→ What this task involves
What follows is a block of records; reproduce all of it verbatim.

** start Stored rows **

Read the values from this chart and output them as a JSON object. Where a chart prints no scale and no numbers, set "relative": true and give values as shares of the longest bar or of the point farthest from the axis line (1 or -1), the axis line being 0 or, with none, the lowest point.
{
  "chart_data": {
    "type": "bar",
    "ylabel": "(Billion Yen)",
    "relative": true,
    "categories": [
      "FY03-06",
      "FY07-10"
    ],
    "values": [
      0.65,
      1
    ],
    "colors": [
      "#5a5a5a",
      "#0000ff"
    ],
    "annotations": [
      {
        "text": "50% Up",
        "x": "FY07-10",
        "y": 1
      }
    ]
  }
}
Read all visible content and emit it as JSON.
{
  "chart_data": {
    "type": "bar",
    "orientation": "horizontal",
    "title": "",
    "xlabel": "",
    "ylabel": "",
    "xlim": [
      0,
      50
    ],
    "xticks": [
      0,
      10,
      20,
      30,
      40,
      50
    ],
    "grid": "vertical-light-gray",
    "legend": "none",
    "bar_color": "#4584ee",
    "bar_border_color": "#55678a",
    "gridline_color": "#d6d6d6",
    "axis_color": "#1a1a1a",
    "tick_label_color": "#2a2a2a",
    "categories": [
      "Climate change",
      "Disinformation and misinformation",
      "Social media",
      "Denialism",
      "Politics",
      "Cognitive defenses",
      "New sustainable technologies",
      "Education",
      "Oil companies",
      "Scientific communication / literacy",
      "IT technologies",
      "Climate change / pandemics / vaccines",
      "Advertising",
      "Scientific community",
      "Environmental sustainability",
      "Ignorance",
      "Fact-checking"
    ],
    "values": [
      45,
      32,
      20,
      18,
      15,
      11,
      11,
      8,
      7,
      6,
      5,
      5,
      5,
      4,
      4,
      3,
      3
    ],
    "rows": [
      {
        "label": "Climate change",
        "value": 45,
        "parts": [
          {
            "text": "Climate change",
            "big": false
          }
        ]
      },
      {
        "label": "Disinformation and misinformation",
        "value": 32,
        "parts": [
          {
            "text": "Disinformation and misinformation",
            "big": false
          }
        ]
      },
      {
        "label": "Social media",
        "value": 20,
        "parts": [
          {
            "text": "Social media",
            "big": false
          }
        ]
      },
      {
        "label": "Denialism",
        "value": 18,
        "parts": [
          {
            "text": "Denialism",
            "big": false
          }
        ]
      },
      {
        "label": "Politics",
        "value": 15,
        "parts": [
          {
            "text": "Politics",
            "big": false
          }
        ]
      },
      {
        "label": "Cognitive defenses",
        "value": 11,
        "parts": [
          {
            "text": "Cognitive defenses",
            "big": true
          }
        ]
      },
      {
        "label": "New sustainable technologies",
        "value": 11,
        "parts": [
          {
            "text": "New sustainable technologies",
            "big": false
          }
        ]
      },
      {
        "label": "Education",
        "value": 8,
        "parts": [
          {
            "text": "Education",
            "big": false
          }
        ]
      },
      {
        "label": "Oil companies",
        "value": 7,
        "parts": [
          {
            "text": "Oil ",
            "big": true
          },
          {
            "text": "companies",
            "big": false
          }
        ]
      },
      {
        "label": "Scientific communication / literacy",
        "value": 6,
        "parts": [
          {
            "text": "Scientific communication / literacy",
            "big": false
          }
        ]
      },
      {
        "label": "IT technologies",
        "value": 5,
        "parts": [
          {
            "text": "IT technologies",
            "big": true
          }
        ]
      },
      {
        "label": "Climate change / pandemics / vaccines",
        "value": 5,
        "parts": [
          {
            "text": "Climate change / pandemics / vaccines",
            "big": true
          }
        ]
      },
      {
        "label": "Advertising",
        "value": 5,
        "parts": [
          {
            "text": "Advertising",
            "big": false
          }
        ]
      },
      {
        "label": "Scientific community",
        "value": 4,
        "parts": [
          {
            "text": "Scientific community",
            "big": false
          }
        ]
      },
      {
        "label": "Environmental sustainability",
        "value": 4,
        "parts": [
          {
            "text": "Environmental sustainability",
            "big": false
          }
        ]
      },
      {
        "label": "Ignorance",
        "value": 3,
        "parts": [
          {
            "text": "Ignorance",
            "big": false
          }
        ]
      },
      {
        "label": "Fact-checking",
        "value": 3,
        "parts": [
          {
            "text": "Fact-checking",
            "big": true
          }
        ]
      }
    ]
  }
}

** end Stored rows **

→ The output
Read the values from this chart and output them as a JSON object. Where a chart prints no scale and no numbers, set "relative": true and give values as shares of the longest bar or of the point farthest from the axis line (1 or -1), the axis line being 0 or, with none, the lowest point.
{
  "chart_data": {
    "type": "bar",
    "ylabel": "(Billion Yen)",
    "relative": true,
    "categories": [
      "FY03-06",
      "FY07-10"
    ],
    "values": [
      0.65,
      1
    ],
    "colors": [
      "#5a5a5a",
      "#0000ff"
    ],
    "annotations": [
      {
        "text": "50% Up",
        "x": "FY07-10",
        "y": 1
      }
    ]
  }
}
Read all visible content and emit it as JSON.
{
  "chart_data": {
    "type": "bar",
    "orientation": "horizontal",
    "title": "",
    "xlabel": "",
    "ylabel": "",
    "xlim": [
      0,
      50
    ],
    "xticks": [
      0,
      10,
      20,
      30,
      40,
      50
    ],
    "grid": "vertical-light-gray",
    "legend": "none",
    "bar_color": "#4584ee",
    "bar_border_color": "#55678a",
    "gridline_color": "#d6d6d6",
    "axis_color": "#1a1a1a",
    "tick_label_color": "#2a2a2a",
    "categories": [
      "Climate change",
      "Disinformation and misinformation",
      "Social media",
      "Denialism",
      "Politics",
      "Cognitive defenses",
      "New sustainable technologies",
      "Education",
      "Oil companies",
      "Scientific communication / literacy",
      "IT technologies",
      "Climate change / pandemics / vaccines",
      "Advertising",
      "Scientific community",
      "Environmental sustainability",
      "Ignorance",
      "Fact-checking"
    ],
    "values": [
      45,
      32,
      20,
      18,
      15,
      11,
      11,
      8,
      7,
      6,
      5,
      5,
      5,
      4,
      4,
      3,
      3
    ],
    "rows": [
      {
        "label": "Climate change",
        "value": 45,
        "parts": [
          {
            "text": "Climate change",
            "big": false
          }
        ]
      },
      {
        "label": "Disinformation and misinformation",
        "value": 32,
        "parts": [
          {
            "text": "Disinformation and misinformation",
            "big": false
          }
        ]
      },
      {
        "label": "Social media",
        "value": 20,
        "parts": [
          {
            "text": "Social media",
            "big": false
          }
        ]
      },
      {
        "label": "Denialism",
        "value": 18,
        "parts": [
          {
            "text": "Denialism",
            "big": false
          }
        ]
      },
      {
        "label": "Politics",
        "value": 15,
        "parts": [
          {
            "text": "Politics",
            "big": false
          }
        ]
      },
      {
        "label": "Cognitive defenses",
        "value": 11,
        "parts": [
          {
            "text": "Cognitive defenses",
            "big": true
          }
        ]
      },
      {
        "label": "New sustainable technologies",
        "value": 11,
        "parts": [
          {
            "text": "New sustainable technologies",
            "big": false
          }
        ]
      },
      {
        "label": "Education",
        "value": 8,
        "parts": [
          {
            "text": "Education",
            "big": false
          }
        ]
      },
      {
        "label": "Oil companies",
        "value": 7,
        "parts": [
          {
            "text": "Oil ",
            "big": true
          },
          {
            "text": "companies",
            "big": false
          }
        ]
      },
      {
        "label": "Scientific communication / literacy",
        "value": 6,
        "parts": [
          {
            "text": "Scientific communication / literacy",
            "big": false
          }
        ]
      },
      {
        "label": "IT technologies",
        "value": 5,
        "parts": [
          {
            "text": "IT technologies",
            "big": true
          }
        ]
      },
      {
        "label": "Climate change / pandemics / vaccines",
        "value": 5,
        "parts": [
          {
            "text": "Climate change / pandemics / vaccines",
            "big": true
          }
        ]
      },
      {
        "label": "Advertising",
        "value": 5,
        "parts": [
          {
            "text": "Advertising",
            "big": false
          }
        ]
      },
      {
        "label": "Scientific community",
        "value": 4,
        "parts": [
          {
            "text": "Scientific community",
            "big": false
          }
        ]
      },
      {
        "label": "Environmental sustainability",
        "value": 4,
        "parts": [
          {
            "text": "Environmental sustainability",
            "big": false
          }
        ]
      },
      {
        "label": "Ignorance",
        "value": 3,
        "parts": [
          {
            "text": "Ignorance",
            "big": false
          }
        ]
      },
      {
        "label": "Fact-checking",
        "value": 3,
        "parts": [
          {
            "text": "Fact-checking",
            "big": true
          }
        ]
      }
    ]
  }
}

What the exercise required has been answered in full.